--- START EXERCISE MATERIAL ---

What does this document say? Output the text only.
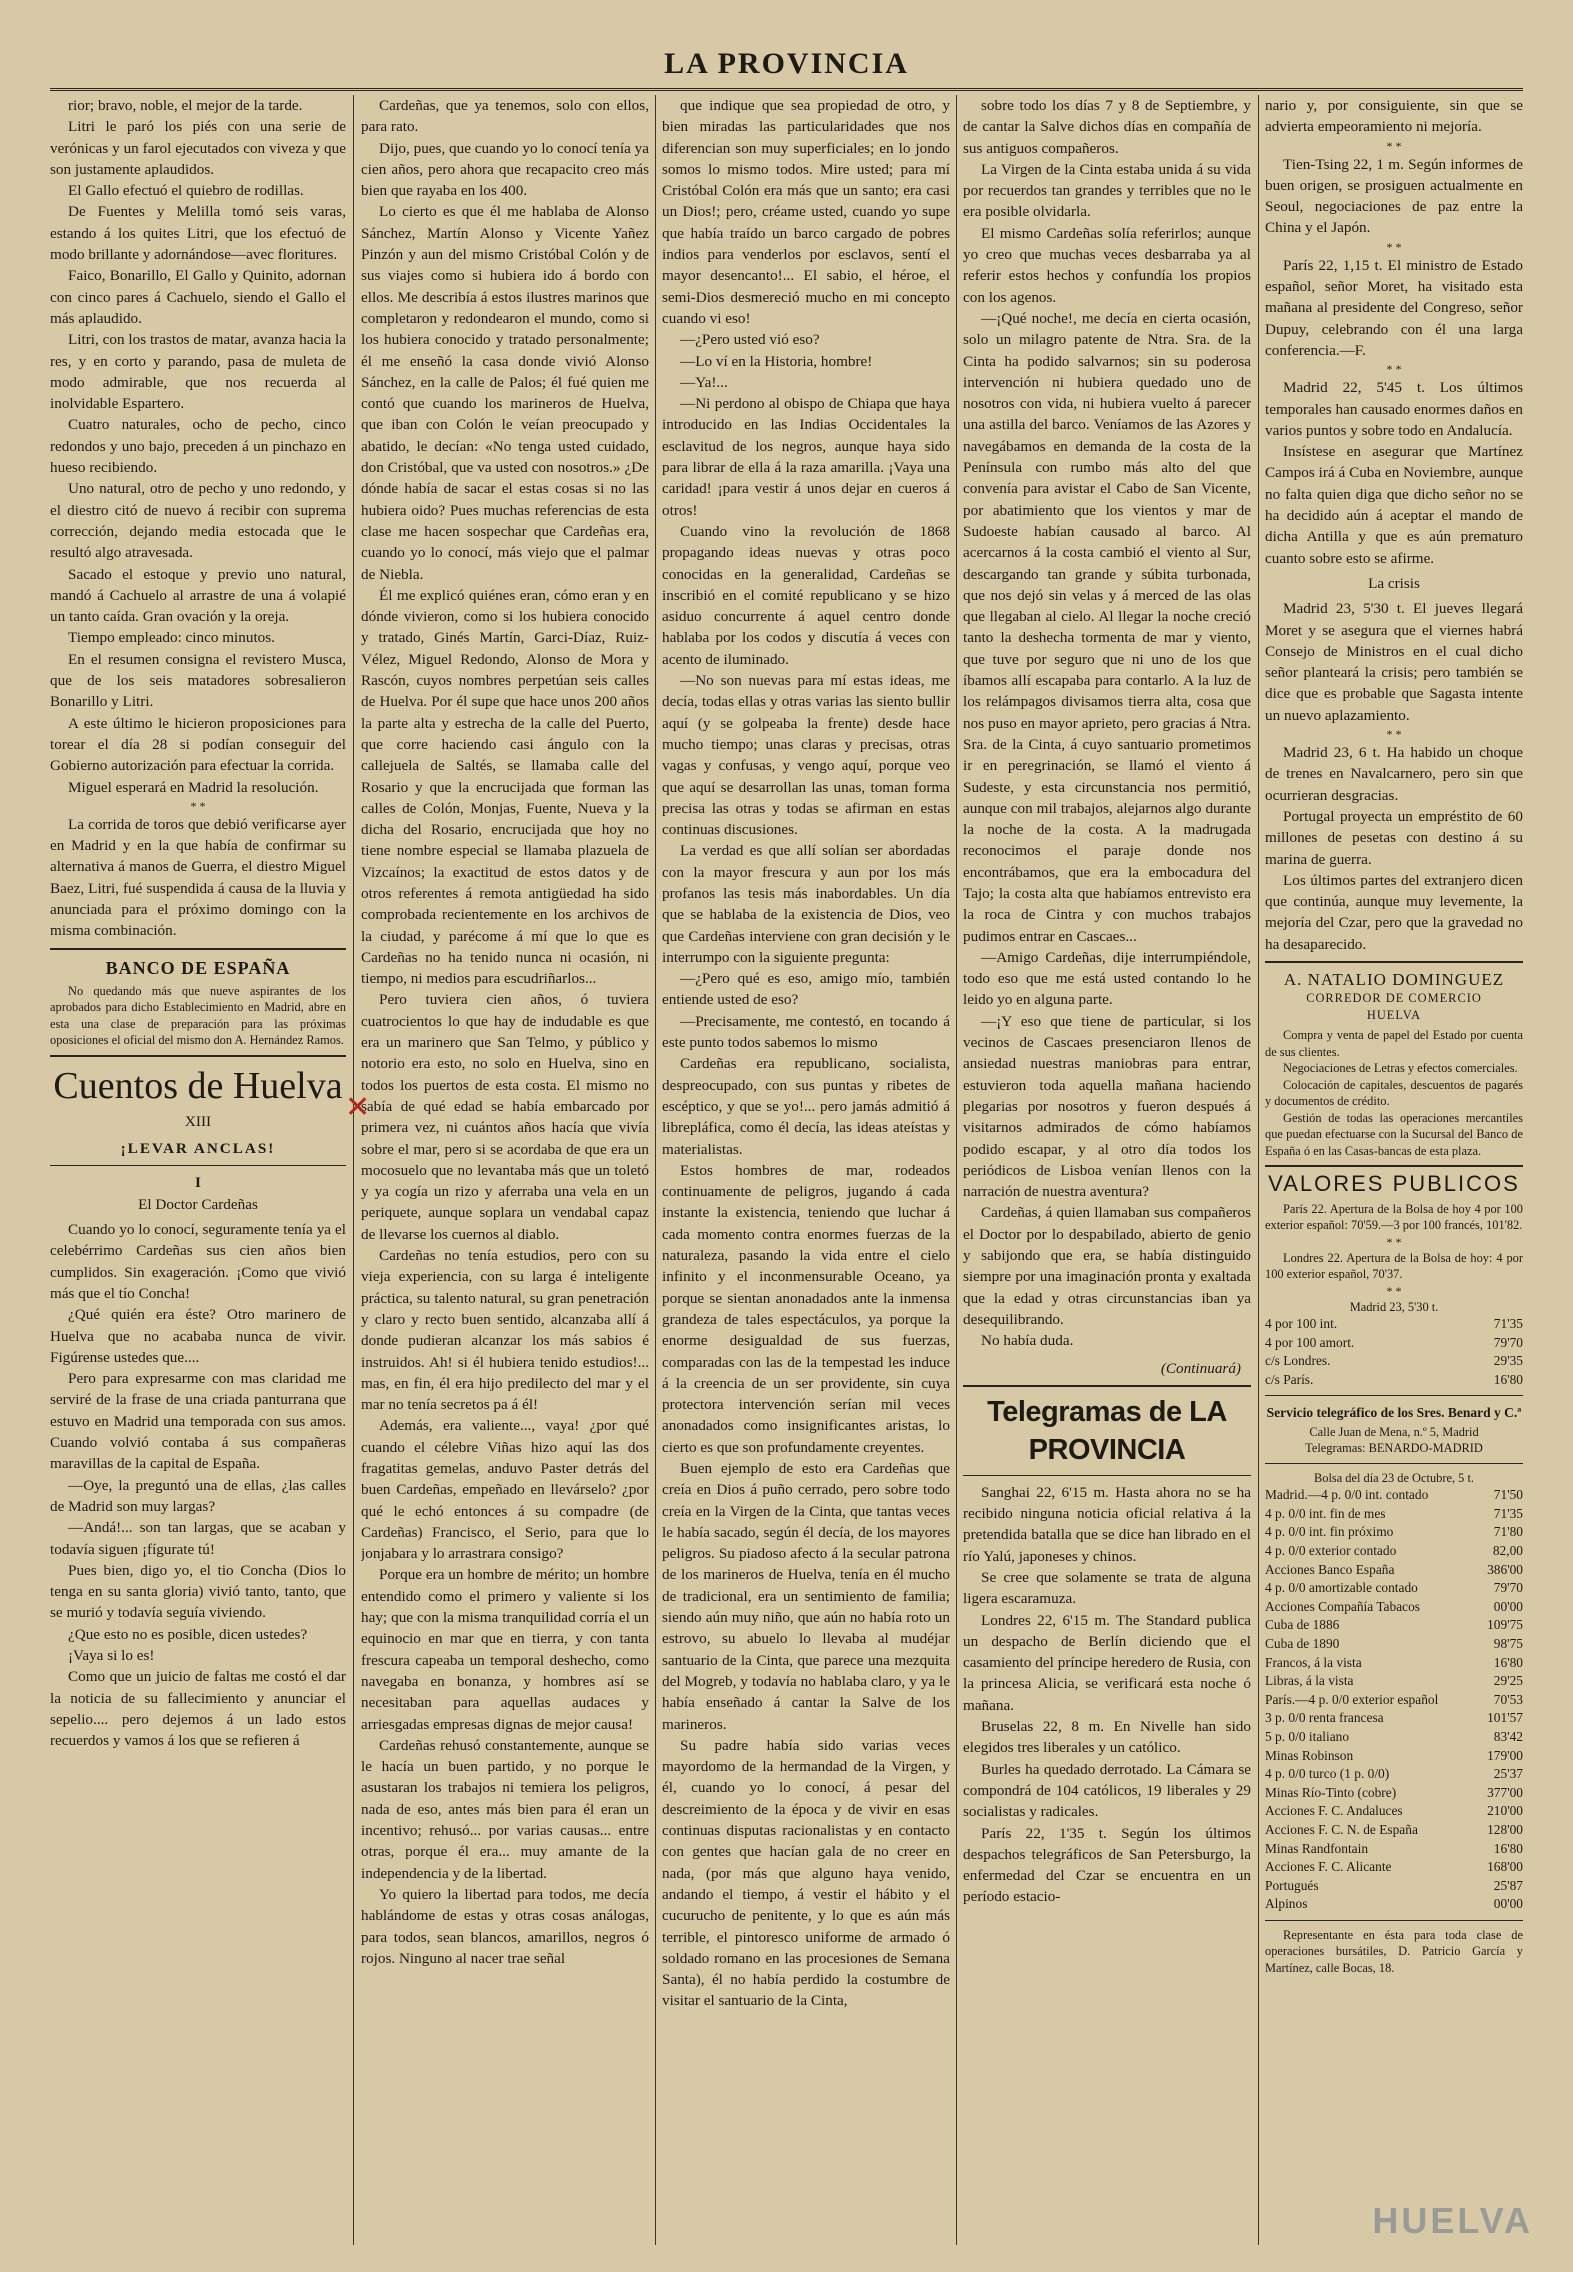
LA PROVINCIA

rior; bravo, noble, el mejor de la tarde.

Litri le paró los piés con una serie de verónicas y un farol ejecutados con viveza y que son justamente aplaudidos.

El Gallo efectuó el quiebro de rodillas.

De Fuentes y Melilla tomó seis varas, estando á los quites Litri, que los efectuó de modo brillante y adornándose—avec floritures.

Faico, Bonarillo, El Gallo y Quinito, adornan con cinco pares á Cachuelo, siendo el Gallo el más aplaudido.

Litri, con los trastos de matar, avanza hacia la res, y en corto y parando, pasa de muleta de modo admirable, que nos recuerda al inolvidable Espartero.

Cuatro naturales, ocho de pecho, cinco redondos y uno bajo, preceden á un pinchazo en hueso recibiendo.

Uno natural, otro de pecho y uno redondo, y el diestro citó de nuevo á recibir con suprema corrección, dejando media estocada que le resultó algo atravesada.

Sacado el estoque y previo uno natural, mandó á Cachuelo al arrastre de una á volapié un tanto caída. Gran ovación y la oreja.

Tiempo empleado: cinco minutos.

En el resumen consigna el revistero Musca, que de los seis matadores sobresalieron Bonarillo y Litri.

A este último le hicieron proposiciones para torear el día 28 si podían conseguir del Gobierno autorización para efectuar la corrida.

Miguel esperará en Madrid la resolución.

* *

La corrida de toros que debió verificarse ayer en Madrid y en la que había de confirmar su alternativa á manos de Guerra, el diestro Miguel Baez, Litri, fué suspendida á causa de la lluvia y anunciada para el próximo domingo con la misma combinación.

BANCO DE ESPAÑA

No quedando más que nueve aspirantes de los aprobados para dicho Establecimiento en Madrid, abre en esta una clase de preparación para las próximas oposiciones el oficial del mismo don A. Hernández Ramos.

Cuentos de Huelva
XIII
¡LEVAR ANCLAS!
I
El Doctor Cardeñas

Cuando yo lo conocí, seguramente tenía ya el celebérrimo Cardeñas sus cien años bien cumplidos. Sin exageración. ¡Como que vivió más que el tío Concha!

¿Qué quién era éste? Otro marinero de Huelva que no acababa nunca de vivir. Figúrense ustedes que....

Pero para expresarme con mas claridad me serviré de la frase de una criada panturrana que estuvo en Madrid una temporada con sus amos. Cuando volvió contaba á sus compañeras maravillas de la capital de España.

—Oye, la preguntó una de ellas, ¿las calles de Madrid son muy largas?

—Andá!... son tan largas, que se acaban y todavía siguen ¡fígurate tú!

Pues bien, digo yo, el tio Concha (Dios lo tenga en su santa gloria) vivió tanto, tanto, que se murió y todavía seguía viviendo.

¿Que esto no es posible, dicen ustedes?

¡Vaya si lo es!

Como que un juicio de faltas me costó el dar la noticia de su fallecimiento y anunciar el sepelio.... pero dejemos á un lado estos recuerdos y vamos á los que se refieren á

Cardeñas, que ya tenemos, solo con ellos, para rato.

Dijo, pues, que cuando yo lo conocí tenía ya cien años, pero ahora que recapacito creo más bien que rayaba en los 400.

Lo cierto es que él me hablaba de Alonso Sánchez, Martín Alonso y Vicente Yañez Pinzón y aun del mismo Cristóbal Colón y de sus viajes como si hubiera ido á bordo con ellos. Me describía á estos ilustres marinos que completaron y redondearon el mundo, como si los hubiera conocido y tratado personalmente; él me enseñó la casa donde vivió Alonso Sánchez, en la calle de Palos; él fué quien me contó que cuando los marineros de Huelva, que iban con Colón le veían preocupado y abatido, le decían: «No tenga usted cuidado, don Cristóbal, que va usted con nosotros.» ¿De dónde había de sacar el estas cosas si no las hubiera oido? Pues muchas referencias de esta clase me hacen sospechar que Cardeñas era, cuando yo lo conocí, más viejo que el palmar de Niebla.

Él me explicó quiénes eran, cómo eran y en dónde vivieron, como si los hubiera conocido y tratado, Ginés Martín, Garci-Díaz, Ruiz-Vélez, Miguel Redondo, Alonso de Mora y Rascón, cuyos nombres perpetúan seis calles de Huelva. Por él supe que hace unos 200 años la parte alta y estrecha de la calle del Puerto, que corre haciendo casi ángulo con la callejuela de Saltés, se llamaba calle del Rosario y que la encrucijada que forman las calles de Colón, Monjas, Fuente, Nueva y la dicha del Rosario, encrucijada que hoy no tiene nombre especial se llamaba plazuela de Vizcaínos; la exactitud de estos datos y de otros referentes á remota antigüedad ha sido comprobada recientemente en los archivos de la ciudad, y parécome á mí que lo que es Cardeñas no ha tenido nunca ni ocasión, ni tiempo, ni medios para escudriñarlos...

Pero tuviera cien años, ó tuviera cuatrocientos lo que hay de indudable es que era un marinero que San Telmo, y público y notorio era esto, no solo en Huelva, sino en todos los puertos de esta costa. El mismo no sabía de qué edad se había embarcado por primera vez, ni cuántos años hacía que vivía sobre el mar, pero si se acordaba de que era un mocosuelo que no levantaba más que un toletó y ya cogía un rizo y aferraba una vela en un periquete, aunque soplara un vendabal capaz de llevarse los cuernos al diablo.

Cardeñas no tenía estudios, pero con su vieja experiencia, con su larga é inteligente práctica, su talento natural, su gran penetración y claro y recto buen sentido, alcanzaba allí á donde pudieran alcanzar los más sabios é instruidos. Ah! si él hubiera tenido estudios!... mas, en fin, él era hijo predilecto del mar y el mar no tenía secretos pa á él!

Además, era valiente..., vaya! ¿por qué cuando el célebre Viñas hizo aquí las dos fragatitas gemelas, anduvo Paster detrás del buen Cardeñas, empeñado en llevárselo? ¿por qué le echó entonces á su compadre (de Cardeñas) Francisco, el Serio, para que lo jonjabara y lo arrastrara consigo?

Porque era un hombre de mérito; un hombre entendido como el primero y valiente si los hay; que con la misma tranquilidad corría el un equinocio en mar que en tierra, y con tanta frescura capeaba un temporal deshecho, como navegaba en bonanza, y hombres así se necesitaban para aquellas audaces y arriesgadas empresas dignas de mejor causa!

Cardeñas rehusó constantemente, aunque se le hacía un buen partido, y no porque le asustaran los trabajos ni temiera los peligros, nada de eso, antes más bien para él eran un incentivo; rehusó... por varias causas... entre otras, porque él era... muy amante de la independencia y de la libertad.

Yo quiero la libertad para todos, me decía hablándome de estas y otras cosas análogas, para todos, sean blancos, amarillos, negros ó rojos. Ninguno al nacer trae señal

que indique que sea propiedad de otro, y bien miradas las particularidades que nos diferencian son muy superficiales; en lo jondo somos lo mismo todos. Mire usted; para mí Cristóbal Colón era más que un santo; era casi un Dios!; pero, créame usted, cuando yo supe que había traído un barco cargado de pobres indios para venderlos por esclavos, sentí el mayor desencanto!... El sabio, el héroe, el semi-Dios desmereció mucho en mi concepto cuando vi eso!

—¿Pero usted vió eso?

—Lo ví en la Historia, hombre!

—Ya!...

—Ni perdono al obispo de Chiapa que haya introducido en las Indias Occidentales la esclavitud de los negros, aunque haya sido para librar de ella á la raza amarilla. ¡Vaya una caridad! ¡para vestir á unos dejar en cueros á otros!

Cuando vino la revolución de 1868 propagando ideas nuevas y otras poco conocidas en la generalidad, Cardeñas se inscribió en el comité republicano y se hizo asiduo concurrente á aquel centro donde hablaba por los codos y discutía á veces con acento de iluminado.

—No son nuevas para mí estas ideas, me decía, todas ellas y otras varias las siento bullir aquí (y se golpeaba la frente) desde hace mucho tiempo; unas claras y precisas, otras vagas y confusas, y vengo aquí, porque veo que aquí se desarrollan las unas, toman forma precisa las otras y todas se afirman en estas continuas discusiones.

La verdad es que allí solían ser abordadas con la mayor frescura y aun por los más profanos las tesis más inabordables. Un día que se hablaba de la existencia de Dios, veo que Cardeñas interviene con gran decisión y le interrumpo con la siguiente pregunta:

—¿Pero qué es eso, amigo mío, también entiende usted de eso?

—Precisamente, me contestó, en tocando á este punto todos sabemos lo mismo

Cardeñas era republicano, socialista, despreocupado, con sus puntas y ribetes de escéptico, y que se yo!... pero jamás admitió á librepláfica, como él decía, las ideas ateístas y materialistas.

Estos hombres de mar, rodeados continuamente de peligros, jugando á cada instante la existencia, teniendo que luchar á cada momento contra enormes fuerzas de la naturaleza, pasando la vida entre el cielo infinito y el inconmensurable Oceano, ya porque se sientan anonadados ante la inmensa grandeza de tales espectáculos, ya porque la enorme desigualdad de sus fuerzas, comparadas con las de la tempestad les induce á la creencia de un ser providente, sin cuya protectora intervención serían mil veces anonadados como insignificantes aristas, lo cierto es que son profundamente creyentes.

Buen ejemplo de esto era Cardeñas que creía en Dios á puño cerrado, pero sobre todo creía en la Virgen de la Cinta, que tantas veces le había sacado, según él decía, de los mayores peligros. Su piadoso afecto á la secular patrona de los marineros de Huelva, tenía en él mucho de tradicional, era un sentimiento de familia; siendo aún muy niño, que aún no había roto un estrovo, su abuelo lo llevaba al mudéjar santuario de la Cinta, que parece una mezquita del Mogreb, y todavía no hablaba claro, y ya le había enseñado á cantar la Salve de los marineros.

Su padre había sido varias veces mayordomo de la hermandad de la Virgen, y él, cuando yo lo conocí, á pesar del descreimiento de la época y de vivir en esas continuas disputas racionalistas y en contacto con gentes que hacían gala de no creer en nada, (por más que alguno haya venido, andando el tiempo, á vestir el hábito y el cucurucho de penitente, y lo que es aún más terrible, el pintoresco uniforme de armado ó soldado romano en las procesiones de Semana Santa), él no había perdido la costumbre de visitar el santuario de la Cinta,

sobre todo los días 7 y 8 de Septiembre, y de cantar la Salve dichos días en compañía de sus antiguos compañeros.

La Virgen de la Cinta estaba unida á su vida por recuerdos tan grandes y terribles que no le era posible olvidarla.

El mismo Cardeñas solía referirlos; aunque yo creo que muchas veces desbarraba ya al referir estos hechos y confundía los propios con los agenos.

—¡Qué noche!, me decía en cierta ocasión, solo un milagro patente de Ntra. Sra. de la Cinta ha podido salvarnos; sin su poderosa intervención ni hubiera quedado uno de nosotros con vida, ni hubiera vuelto á parecer una astilla del barco. Veníamos de las Azores y navegábamos en demanda de la costa de la Península con rumbo más alto del que convenía para avistar el Cabo de San Vicente, por abatimiento que los vientos y mar de Sudoeste habían causado al barco. Al acercarnos á la costa cambió el viento al Sur, descargando tan grande y súbita turbonada, que nos dejó sin velas y á merced de las olas que llegaban al cielo. Al llegar la noche creció tanto la deshecha tormenta de mar y viento, que tuve por seguro que ni uno de los que íbamos allí escapaba para contarlo. A la luz de los relámpagos divisamos tierra alta, cosa que nos puso en mayor aprieto, pero gracias á Ntra. Sra. de la Cinta, á cuyo santuario prometimos ir en peregrinación, se llamó el viento á Sudeste, y esta circunstancia nos permitió, aunque con mil trabajos, alejarnos algo durante la noche de la costa. A la madrugada reconocimos el paraje donde nos encontrábamos, que era la embocadura del Tajo; la costa alta que habíamos entrevisto era la roca de Cintra y con muchos trabajos pudimos entrar en Cascaes...

—Amigo Cardeñas, dije interrumpiéndole, todo eso que me está usted contando lo he leido yo en alguna parte.

—¡Y eso que tiene de particular, si los vecinos de Cascaes presenciaron llenos de ansiedad nuestras maniobras para entrar, estuvieron toda aquella mañana haciendo plegarias por nosotros y fueron después á visitarnos admirados de cómo habíamos podido escapar, y al otro día todos los periódicos de Lisboa venían llenos con la narración de nuestra aventura?

Cardeñas, á quien llamaban sus compañeros el Doctor por lo despabilado, abierto de genio y sabijondo que era, se había distinguido siempre por una imaginación pronta y exaltada que la edad y otras circunstancias iban ya desequilibrando.

No había duda.

(Continuará)
Telegramas de LA PROVINCIA

Sanghai 22, 6'15 m. Hasta ahora no se ha recibido ninguna noticia oficial relativa á la pretendida batalla que se dice han librado en el río Yalú, japoneses y chinos.

Se cree que solamente se trata de alguna ligera escaramuza.

Londres 22, 6'15 m. The Standard publica un despacho de Berlín diciendo que el casamiento del príncipe heredero de Rusia, con la princesa Alicia, se verificará esta noche ó mañana.

Bruselas 22, 8 m. En Nivelle han sido elegidos tres liberales y un católico.

Burles ha quedado derrotado. La Cámara se compondrá de 104 católicos, 19 liberales y 29 socialistas y radicales.

París 22, 1'35 t. Según los últimos despachos telegráficos de San Petersburgo, la enfermedad del Czar se encuentra en un período estacio-

nario y, por consiguiente, sin que se advierta empeoramiento ni mejoría.

* *

Tien-Tsing 22, 1 m. Según informes de buen origen, se prosiguen actualmente en Seoul, negociaciones de paz entre la China y el Japón.

* *

París 22, 1,15 t. El ministro de Estado español, señor Moret, ha visitado esta mañana al presidente del Congreso, señor Dupuy, celebrando con él una larga conferencia.—F.

* *

Madrid 22, 5'45 t. Los últimos temporales han causado enormes daños en varios puntos y sobre todo en Andalucía.

Insístese en asegurar que Martínez Campos irá á Cuba en Noviembre, aunque no falta quien diga que dicho señor no se ha decidido aún á aceptar el mando de dicha Antilla y que es aún prematuro cuanto sobre esto se afirme.

La crisis

Madrid 23, 5'30 t. El jueves llegará Moret y se asegura que el viernes habrá Consejo de Ministros en el cual dicho señor planteará la crisis; pero también se dice que es probable que Sagasta intente un nuevo aplazamiento.

* *

Madrid 23, 6 t. Ha habido un choque de trenes en Navalcarnero, pero sin que ocurrieran desgracias.

Portugal proyecta un empréstito de 60 millones de pesetas con destino á su marina de guerra.

Los últimos partes del extranjero dicen que continúa, aunque muy levemente, la mejoría del Czar, pero que la gravedad no ha desaparecido.

A. NATALIO DOMINGUEZ
CORREDOR DE COMERCIO
HUELVA

Compra y venta de papel del Estado por cuenta de sus clientes.

Negociaciones de Letras y efectos comerciales.

Colocación de capitales, descuentos de pagarés y documentos de crédito.

Gestión de todas las operaciones mercantiles que puedan efectuarse con la Sucursal del Banco de España ó en las Casas-bancas de esta plaza.

VALORES PUBLICOS

París 22. Apertura de la Bolsa de hoy 4 por 100 exterior español: 70'59.—3 por 100 francés, 101'82.

* *

Londres 22. Apertura de la Bolsa de hoy: 4 por 100 exterior español, 70'37.

* *
Madrid 23, 5'30 t.
4 por 100 int.	71'35
4 por 100 amort.	79'70
c/s Londres.	29'35
c/s París.	16'80
Servicio telegráfico de los Sres. Benard y C.ª
Calle Juan de Mena, n.º 5, Madrid
Telegramas: BENARDO-MADRID
Bolsa del día 23 de Octubre, 5 t.
Madrid.—4 p. 0/0 int. contado	71'50
4 p. 0/0 int. fin de mes	71'35
4 p. 0/0 int. fin próximo	71'80
4 p. 0/0 exterior contado	82,00
Acciones Banco España	386'00
4 p. 0/0 amortizable contado	79'70
Acciones Compañía Tabacos	00'00
Cuba de 1886	109'75
Cuba de 1890	98'75
Francos, á la vista	16'80
Libras, á la vista	29'25
París.—4 p. 0/0 exterior español	70'53
3 p. 0/0 renta francesa	101'57
5 p. 0/0 italiano	83'42
Minas Robinson	179'00
4 p. 0/0 turco (1 p. 0/0)	25'37
Minas Río-Tinto (cobre)	377'00
Acciones F. C. Andaluces	210'00
Acciones F. C. N. de España	128'00
Minas Randfontain	16'80
Acciones F. C. Alicante	168'00
Portugués	25'87
Alpinos	00'00

Representante en ésta para toda clase de operaciones bursátiles, D. Patricio García y Martínez, calle Bocas, 18.

✕
HUELVA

--- END EXERCISE MATERIAL ---

● DIRECTIONS
Report the count of lines in the entries that contain the string "Cuba", and nothing besides it.

● ANSWER TO THE TASK
3